* START Supplied records *

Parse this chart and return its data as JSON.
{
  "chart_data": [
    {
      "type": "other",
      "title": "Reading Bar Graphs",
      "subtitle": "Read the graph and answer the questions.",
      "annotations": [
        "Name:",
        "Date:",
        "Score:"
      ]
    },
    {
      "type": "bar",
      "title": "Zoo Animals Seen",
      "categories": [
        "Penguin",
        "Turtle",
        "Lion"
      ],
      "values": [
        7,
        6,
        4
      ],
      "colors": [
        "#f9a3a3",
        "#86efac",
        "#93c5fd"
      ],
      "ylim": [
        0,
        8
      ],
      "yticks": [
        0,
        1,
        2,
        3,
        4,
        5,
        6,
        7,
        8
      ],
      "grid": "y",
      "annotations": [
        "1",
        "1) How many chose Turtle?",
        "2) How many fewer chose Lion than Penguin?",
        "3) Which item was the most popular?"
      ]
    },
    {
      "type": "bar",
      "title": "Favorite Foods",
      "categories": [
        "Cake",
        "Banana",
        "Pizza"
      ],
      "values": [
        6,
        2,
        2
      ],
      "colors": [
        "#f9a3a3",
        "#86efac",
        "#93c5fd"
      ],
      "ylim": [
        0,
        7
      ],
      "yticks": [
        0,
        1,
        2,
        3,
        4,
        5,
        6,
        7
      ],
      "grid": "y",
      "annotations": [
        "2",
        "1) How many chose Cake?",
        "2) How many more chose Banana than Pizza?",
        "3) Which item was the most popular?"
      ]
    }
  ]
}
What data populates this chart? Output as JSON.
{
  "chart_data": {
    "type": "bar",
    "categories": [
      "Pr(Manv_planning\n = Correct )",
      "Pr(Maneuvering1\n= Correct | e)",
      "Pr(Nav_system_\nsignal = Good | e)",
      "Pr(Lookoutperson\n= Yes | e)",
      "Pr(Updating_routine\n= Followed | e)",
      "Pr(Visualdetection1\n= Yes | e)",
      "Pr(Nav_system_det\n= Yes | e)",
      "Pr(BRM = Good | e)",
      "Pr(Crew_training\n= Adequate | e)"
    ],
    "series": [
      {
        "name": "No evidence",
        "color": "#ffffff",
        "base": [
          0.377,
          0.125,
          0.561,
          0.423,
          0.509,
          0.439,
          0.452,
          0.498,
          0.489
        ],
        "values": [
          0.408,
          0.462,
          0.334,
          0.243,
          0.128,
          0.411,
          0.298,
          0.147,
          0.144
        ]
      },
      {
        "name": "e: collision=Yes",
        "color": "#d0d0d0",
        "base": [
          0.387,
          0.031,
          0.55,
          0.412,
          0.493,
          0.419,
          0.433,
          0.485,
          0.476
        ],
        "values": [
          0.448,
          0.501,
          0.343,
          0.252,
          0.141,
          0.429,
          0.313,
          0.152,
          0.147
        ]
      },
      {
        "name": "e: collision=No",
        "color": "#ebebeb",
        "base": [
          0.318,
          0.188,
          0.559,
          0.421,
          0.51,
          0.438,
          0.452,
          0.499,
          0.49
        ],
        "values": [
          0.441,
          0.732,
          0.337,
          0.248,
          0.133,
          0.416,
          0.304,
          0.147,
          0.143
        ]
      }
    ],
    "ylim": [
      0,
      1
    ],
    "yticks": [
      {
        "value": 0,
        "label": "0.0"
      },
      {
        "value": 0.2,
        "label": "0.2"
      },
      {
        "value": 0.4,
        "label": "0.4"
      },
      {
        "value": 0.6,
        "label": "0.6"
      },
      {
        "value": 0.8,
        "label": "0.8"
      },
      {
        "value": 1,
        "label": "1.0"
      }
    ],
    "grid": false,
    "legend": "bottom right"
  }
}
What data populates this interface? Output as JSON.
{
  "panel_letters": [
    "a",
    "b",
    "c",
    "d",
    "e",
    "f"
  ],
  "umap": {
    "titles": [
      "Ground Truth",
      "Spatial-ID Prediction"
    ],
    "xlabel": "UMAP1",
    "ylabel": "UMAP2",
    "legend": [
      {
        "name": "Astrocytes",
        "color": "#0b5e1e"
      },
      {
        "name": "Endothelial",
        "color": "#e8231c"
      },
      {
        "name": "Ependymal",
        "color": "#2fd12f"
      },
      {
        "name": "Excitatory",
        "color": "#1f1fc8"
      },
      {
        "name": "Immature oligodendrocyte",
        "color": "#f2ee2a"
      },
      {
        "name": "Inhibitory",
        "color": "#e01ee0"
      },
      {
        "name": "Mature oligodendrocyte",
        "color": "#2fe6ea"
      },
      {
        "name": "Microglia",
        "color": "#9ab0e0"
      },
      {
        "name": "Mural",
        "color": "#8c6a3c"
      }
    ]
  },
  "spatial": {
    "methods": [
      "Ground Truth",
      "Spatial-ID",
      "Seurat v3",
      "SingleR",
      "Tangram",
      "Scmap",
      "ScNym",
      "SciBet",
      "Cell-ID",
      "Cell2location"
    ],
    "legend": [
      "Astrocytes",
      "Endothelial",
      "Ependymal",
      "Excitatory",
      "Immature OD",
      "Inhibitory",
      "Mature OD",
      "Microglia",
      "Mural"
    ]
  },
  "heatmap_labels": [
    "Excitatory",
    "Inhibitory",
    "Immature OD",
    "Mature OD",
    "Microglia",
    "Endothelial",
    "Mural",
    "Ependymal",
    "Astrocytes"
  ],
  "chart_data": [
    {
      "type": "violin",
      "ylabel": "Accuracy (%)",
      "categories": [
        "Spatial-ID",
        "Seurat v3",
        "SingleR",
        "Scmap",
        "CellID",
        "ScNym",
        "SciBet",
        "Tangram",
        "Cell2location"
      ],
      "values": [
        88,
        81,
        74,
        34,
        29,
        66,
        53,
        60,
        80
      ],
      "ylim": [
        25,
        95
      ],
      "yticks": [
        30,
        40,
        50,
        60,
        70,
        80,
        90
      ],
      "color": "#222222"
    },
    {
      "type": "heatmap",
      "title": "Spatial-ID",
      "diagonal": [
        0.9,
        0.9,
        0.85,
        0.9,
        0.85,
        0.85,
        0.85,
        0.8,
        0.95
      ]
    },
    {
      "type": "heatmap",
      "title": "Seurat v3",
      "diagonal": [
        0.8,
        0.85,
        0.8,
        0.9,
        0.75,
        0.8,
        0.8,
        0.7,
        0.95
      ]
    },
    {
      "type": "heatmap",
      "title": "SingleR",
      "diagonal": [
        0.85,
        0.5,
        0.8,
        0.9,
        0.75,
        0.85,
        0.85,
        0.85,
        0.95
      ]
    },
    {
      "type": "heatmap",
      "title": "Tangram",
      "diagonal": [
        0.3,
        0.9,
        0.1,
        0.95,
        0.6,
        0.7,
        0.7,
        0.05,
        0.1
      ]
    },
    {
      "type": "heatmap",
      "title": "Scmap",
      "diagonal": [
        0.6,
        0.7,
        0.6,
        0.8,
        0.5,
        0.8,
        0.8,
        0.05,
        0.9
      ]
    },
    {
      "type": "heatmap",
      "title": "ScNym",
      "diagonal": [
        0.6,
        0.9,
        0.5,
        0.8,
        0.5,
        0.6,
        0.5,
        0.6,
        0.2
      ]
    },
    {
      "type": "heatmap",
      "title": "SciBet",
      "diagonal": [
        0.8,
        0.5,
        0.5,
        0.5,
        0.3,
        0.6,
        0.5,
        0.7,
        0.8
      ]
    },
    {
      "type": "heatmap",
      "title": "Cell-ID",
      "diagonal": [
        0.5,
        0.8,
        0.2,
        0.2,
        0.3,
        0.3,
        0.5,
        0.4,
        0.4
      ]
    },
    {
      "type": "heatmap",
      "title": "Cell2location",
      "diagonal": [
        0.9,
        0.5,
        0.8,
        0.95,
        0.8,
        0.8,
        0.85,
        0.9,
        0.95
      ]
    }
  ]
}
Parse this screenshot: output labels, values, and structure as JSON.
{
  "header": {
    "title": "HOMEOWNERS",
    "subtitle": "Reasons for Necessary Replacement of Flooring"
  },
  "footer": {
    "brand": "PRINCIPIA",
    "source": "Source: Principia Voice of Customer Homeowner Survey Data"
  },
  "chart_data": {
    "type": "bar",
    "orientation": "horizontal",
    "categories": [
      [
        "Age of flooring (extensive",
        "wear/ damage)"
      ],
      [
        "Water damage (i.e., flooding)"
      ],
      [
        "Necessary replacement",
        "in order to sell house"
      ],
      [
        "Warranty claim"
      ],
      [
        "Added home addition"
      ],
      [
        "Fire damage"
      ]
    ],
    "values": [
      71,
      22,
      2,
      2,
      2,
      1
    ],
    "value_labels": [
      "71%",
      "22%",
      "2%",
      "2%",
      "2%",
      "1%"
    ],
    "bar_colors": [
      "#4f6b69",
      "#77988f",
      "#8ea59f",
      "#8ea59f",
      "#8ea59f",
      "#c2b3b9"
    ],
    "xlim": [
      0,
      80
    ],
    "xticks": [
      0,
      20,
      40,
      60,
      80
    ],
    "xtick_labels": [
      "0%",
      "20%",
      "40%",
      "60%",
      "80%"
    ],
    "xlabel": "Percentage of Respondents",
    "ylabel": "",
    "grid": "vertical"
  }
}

* END Supplied records *

### Aim of the task
Return each line with "damage".

### Worked answer
        "wear/ damage)"
        "Water damage (i.e., flooding)"
        "Fire damage"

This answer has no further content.